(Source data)
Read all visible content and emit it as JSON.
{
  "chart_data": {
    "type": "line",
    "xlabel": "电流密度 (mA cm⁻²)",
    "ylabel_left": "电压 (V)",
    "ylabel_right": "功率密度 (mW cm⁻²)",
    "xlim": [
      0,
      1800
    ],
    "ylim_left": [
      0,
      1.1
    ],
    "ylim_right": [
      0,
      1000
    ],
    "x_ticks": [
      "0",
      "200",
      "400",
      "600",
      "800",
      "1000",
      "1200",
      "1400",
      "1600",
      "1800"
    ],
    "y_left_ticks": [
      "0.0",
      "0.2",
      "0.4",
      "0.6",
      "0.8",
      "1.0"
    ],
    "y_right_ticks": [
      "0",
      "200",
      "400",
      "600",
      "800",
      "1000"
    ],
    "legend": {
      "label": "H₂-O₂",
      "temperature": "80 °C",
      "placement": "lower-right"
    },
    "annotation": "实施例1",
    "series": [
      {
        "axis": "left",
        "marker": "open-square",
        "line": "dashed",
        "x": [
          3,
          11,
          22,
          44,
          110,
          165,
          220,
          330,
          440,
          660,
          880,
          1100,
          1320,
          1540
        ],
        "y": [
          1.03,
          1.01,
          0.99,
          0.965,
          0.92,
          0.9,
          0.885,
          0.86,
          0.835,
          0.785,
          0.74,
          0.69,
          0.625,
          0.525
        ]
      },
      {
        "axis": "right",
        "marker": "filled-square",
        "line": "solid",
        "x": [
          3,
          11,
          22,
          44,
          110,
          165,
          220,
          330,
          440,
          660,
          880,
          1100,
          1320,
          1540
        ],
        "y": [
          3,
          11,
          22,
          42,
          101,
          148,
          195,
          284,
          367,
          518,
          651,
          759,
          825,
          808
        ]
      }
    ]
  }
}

* **WHAT THE TASK REQUIRES**
Transcribe the whole listing with nothing added or left out.

* **WRITTEN ANSWER**
Read all visible content and emit it as JSON.
{
  "chart_data": {
    "type": "line",
    "xlabel": "电流密度 (mA cm⁻²)",
    "ylabel_left": "电压 (V)",
    "ylabel_right": "功率密度 (mW cm⁻²)",
    "xlim": [
      0,
      1800
    ],
    "ylim_left": [
      0,
      1.1
    ],
    "ylim_right": [
      0,
      1000
    ],
    "x_ticks": [
      "0",
      "200",
      "400",
      "600",
      "800",
      "1000",
      "1200",
      "1400",
      "1600",
      "1800"
    ],
    "y_left_ticks": [
      "0.0",
      "0.2",
      "0.4",
      "0.6",
      "0.8",
      "1.0"
    ],
    "y_right_ticks": [
      "0",
      "200",
      "400",
      "600",
      "800",
      "1000"
    ],
    "legend": {
      "label": "H₂-O₂",
      "temperature": "80 °C",
      "placement": "lower-right"
    },
    "annotation": "实施例1",
    "series": [
      {
        "axis": "left",
        "marker": "open-square",
        "line": "dashed",
        "x": [
          3,
          11,
          22,
          44,
          110,
          165,
          220,
          330,
          440,
          660,
          880,
          1100,
          1320,
          1540
        ],
        "y": [
          1.03,
          1.01,
          0.99,
          0.965,
          0.92,
          0.9,
          0.885,
          0.86,
          0.835,
          0.785,
          0.74,
          0.69,
          0.625,
          0.525
        ]
      },
      {
        "axis": "right",
        "marker": "filled-square",
        "line": "solid",
        "x": [
          3,
          11,
          22,
          44,
          110,
          165,
          220,
          330,
          440,
          660,
          880,
          1100,
          1320,
          1540
        ],
        "y": [
          3,
          11,
          22,
          42,
          101,
          148,
          195,
          284,
          367,
          518,
          651,
          759,
          825,
          808
        ]
      }
    ]
  }
}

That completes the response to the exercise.